_Dataset rows_:

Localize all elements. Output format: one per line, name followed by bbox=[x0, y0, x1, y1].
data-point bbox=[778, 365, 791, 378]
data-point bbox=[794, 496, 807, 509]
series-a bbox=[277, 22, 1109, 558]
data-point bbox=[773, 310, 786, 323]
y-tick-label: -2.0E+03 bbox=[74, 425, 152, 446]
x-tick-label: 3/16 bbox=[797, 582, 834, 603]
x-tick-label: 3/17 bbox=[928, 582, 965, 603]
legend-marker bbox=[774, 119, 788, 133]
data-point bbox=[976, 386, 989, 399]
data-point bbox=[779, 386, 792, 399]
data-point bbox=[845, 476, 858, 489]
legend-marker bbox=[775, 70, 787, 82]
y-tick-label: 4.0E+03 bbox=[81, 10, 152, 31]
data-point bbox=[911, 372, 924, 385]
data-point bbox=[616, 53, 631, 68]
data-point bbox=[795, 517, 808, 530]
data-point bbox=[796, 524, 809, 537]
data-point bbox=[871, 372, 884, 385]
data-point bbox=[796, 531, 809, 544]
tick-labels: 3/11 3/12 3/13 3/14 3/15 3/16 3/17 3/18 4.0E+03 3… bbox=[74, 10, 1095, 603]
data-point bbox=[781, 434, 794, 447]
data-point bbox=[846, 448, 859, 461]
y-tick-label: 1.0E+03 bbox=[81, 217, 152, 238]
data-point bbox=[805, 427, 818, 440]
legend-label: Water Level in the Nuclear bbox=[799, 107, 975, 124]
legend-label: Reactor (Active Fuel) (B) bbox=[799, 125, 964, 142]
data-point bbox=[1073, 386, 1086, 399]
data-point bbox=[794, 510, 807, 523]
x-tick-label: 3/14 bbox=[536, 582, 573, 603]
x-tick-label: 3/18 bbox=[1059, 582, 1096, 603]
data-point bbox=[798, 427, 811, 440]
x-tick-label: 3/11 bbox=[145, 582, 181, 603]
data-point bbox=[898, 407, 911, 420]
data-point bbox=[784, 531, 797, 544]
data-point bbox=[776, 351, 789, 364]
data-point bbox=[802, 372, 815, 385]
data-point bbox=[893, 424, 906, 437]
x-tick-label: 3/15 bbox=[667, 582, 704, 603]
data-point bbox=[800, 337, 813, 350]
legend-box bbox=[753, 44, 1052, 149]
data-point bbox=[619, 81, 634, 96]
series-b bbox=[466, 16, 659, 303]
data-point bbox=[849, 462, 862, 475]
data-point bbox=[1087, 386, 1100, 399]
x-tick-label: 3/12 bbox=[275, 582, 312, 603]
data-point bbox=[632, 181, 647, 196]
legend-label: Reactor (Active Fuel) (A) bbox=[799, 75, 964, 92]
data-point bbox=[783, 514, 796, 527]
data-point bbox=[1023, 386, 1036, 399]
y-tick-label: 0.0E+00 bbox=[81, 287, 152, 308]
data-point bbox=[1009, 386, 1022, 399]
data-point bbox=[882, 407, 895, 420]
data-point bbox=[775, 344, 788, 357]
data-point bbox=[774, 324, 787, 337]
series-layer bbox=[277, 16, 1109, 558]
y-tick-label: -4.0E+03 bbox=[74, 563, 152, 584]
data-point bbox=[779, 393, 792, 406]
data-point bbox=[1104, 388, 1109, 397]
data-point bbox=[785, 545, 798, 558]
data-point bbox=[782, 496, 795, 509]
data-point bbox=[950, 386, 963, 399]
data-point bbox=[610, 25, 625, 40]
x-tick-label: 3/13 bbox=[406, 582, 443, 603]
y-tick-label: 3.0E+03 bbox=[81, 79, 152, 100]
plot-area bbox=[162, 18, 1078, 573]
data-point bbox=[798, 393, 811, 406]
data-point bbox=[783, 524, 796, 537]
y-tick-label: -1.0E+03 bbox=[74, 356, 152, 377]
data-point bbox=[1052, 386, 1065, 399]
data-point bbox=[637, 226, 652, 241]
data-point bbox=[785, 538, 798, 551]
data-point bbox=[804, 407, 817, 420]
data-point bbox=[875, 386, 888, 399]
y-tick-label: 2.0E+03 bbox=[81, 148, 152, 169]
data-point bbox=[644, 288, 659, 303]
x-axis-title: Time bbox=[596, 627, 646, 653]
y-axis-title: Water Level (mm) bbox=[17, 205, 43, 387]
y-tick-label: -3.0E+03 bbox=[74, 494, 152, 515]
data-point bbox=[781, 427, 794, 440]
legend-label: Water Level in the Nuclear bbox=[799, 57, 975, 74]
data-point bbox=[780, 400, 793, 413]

_EXERCISE_:
Return every line of the records above verbatim, with no changes of any kind.

_EXERCISE RESULT_:
Localize all elements. Output format: one per line, name followed by bbox=[x0, y0, x1, y1].
data-point bbox=[778, 365, 791, 378]
data-point bbox=[794, 496, 807, 509]
series-a bbox=[277, 22, 1109, 558]
data-point bbox=[773, 310, 786, 323]
y-tick-label: -2.0E+03 bbox=[74, 425, 152, 446]
x-tick-label: 3/16 bbox=[797, 582, 834, 603]
x-tick-label: 3/17 bbox=[928, 582, 965, 603]
legend-marker bbox=[774, 119, 788, 133]
data-point bbox=[976, 386, 989, 399]
data-point bbox=[779, 386, 792, 399]
data-point bbox=[845, 476, 858, 489]
legend-marker bbox=[775, 70, 787, 82]
y-tick-label: 4.0E+03 bbox=[81, 10, 152, 31]
data-point bbox=[911, 372, 924, 385]
data-point bbox=[616, 53, 631, 68]
data-point bbox=[795, 517, 808, 530]
data-point bbox=[796, 524, 809, 537]
data-point bbox=[871, 372, 884, 385]
data-point bbox=[796, 531, 809, 544]
tick-labels: 3/11 3/12 3/13 3/14 3/15 3/16 3/17 3/18 4.0E+03 3… bbox=[74, 10, 1095, 603]
data-point bbox=[781, 434, 794, 447]
data-point bbox=[846, 448, 859, 461]
y-tick-label: 1.0E+03 bbox=[81, 217, 152, 238]
data-point bbox=[805, 427, 818, 440]
legend-label: Water Level in the Nuclear bbox=[799, 107, 975, 124]
legend-label: Reactor (Active Fuel) (B) bbox=[799, 125, 964, 142]
data-point bbox=[1073, 386, 1086, 399]
data-point bbox=[794, 510, 807, 523]
x-tick-label: 3/14 bbox=[536, 582, 573, 603]
x-tick-label: 3/18 bbox=[1059, 582, 1096, 603]
data-point bbox=[798, 427, 811, 440]
x-tick-label: 3/11 bbox=[145, 582, 181, 603]
data-point bbox=[898, 407, 911, 420]
data-point bbox=[784, 531, 797, 544]
data-point bbox=[776, 351, 789, 364]
data-point bbox=[802, 372, 815, 385]
data-point bbox=[893, 424, 906, 437]
x-tick-label: 3/15 bbox=[667, 582, 704, 603]
data-point bbox=[800, 337, 813, 350]
legend-box bbox=[753, 44, 1052, 149]
data-point bbox=[619, 81, 634, 96]
series-b bbox=[466, 16, 659, 303]
data-point bbox=[849, 462, 862, 475]
data-point bbox=[1087, 386, 1100, 399]
x-tick-label: 3/12 bbox=[275, 582, 312, 603]
data-point bbox=[632, 181, 647, 196]
legend-label: Reactor (Active Fuel) (A) bbox=[799, 75, 964, 92]
data-point bbox=[783, 514, 796, 527]
data-point bbox=[1023, 386, 1036, 399]
y-tick-label: 0.0E+00 bbox=[81, 287, 152, 308]
data-point bbox=[1009, 386, 1022, 399]
data-point bbox=[882, 407, 895, 420]
data-point bbox=[775, 344, 788, 357]
data-point bbox=[774, 324, 787, 337]
series-layer bbox=[277, 16, 1109, 558]
y-tick-label: -4.0E+03 bbox=[74, 563, 152, 584]
data-point bbox=[779, 393, 792, 406]
data-point bbox=[1104, 388, 1109, 397]
data-point bbox=[785, 545, 798, 558]
data-point bbox=[782, 496, 795, 509]
data-point bbox=[950, 386, 963, 399]
data-point bbox=[610, 25, 625, 40]
x-tick-label: 3/13 bbox=[406, 582, 443, 603]
y-tick-label: 3.0E+03 bbox=[81, 79, 152, 100]
plot-area bbox=[162, 18, 1078, 573]
data-point bbox=[798, 393, 811, 406]
data-point bbox=[783, 524, 796, 537]
y-tick-label: -1.0E+03 bbox=[74, 356, 152, 377]
data-point bbox=[1052, 386, 1065, 399]
data-point bbox=[637, 226, 652, 241]
data-point bbox=[785, 538, 798, 551]
data-point bbox=[804, 407, 817, 420]
data-point bbox=[875, 386, 888, 399]
y-tick-label: 2.0E+03 bbox=[81, 148, 152, 169]
data-point bbox=[644, 288, 659, 303]
x-axis-title: Time bbox=[596, 627, 646, 653]
y-axis-title: Water Level (mm) bbox=[17, 205, 43, 387]
y-tick-label: -3.0E+03 bbox=[74, 494, 152, 515]
data-point bbox=[781, 427, 794, 440]
legend-label: Water Level in the Nuclear bbox=[799, 57, 975, 74]
data-point bbox=[780, 400, 793, 413]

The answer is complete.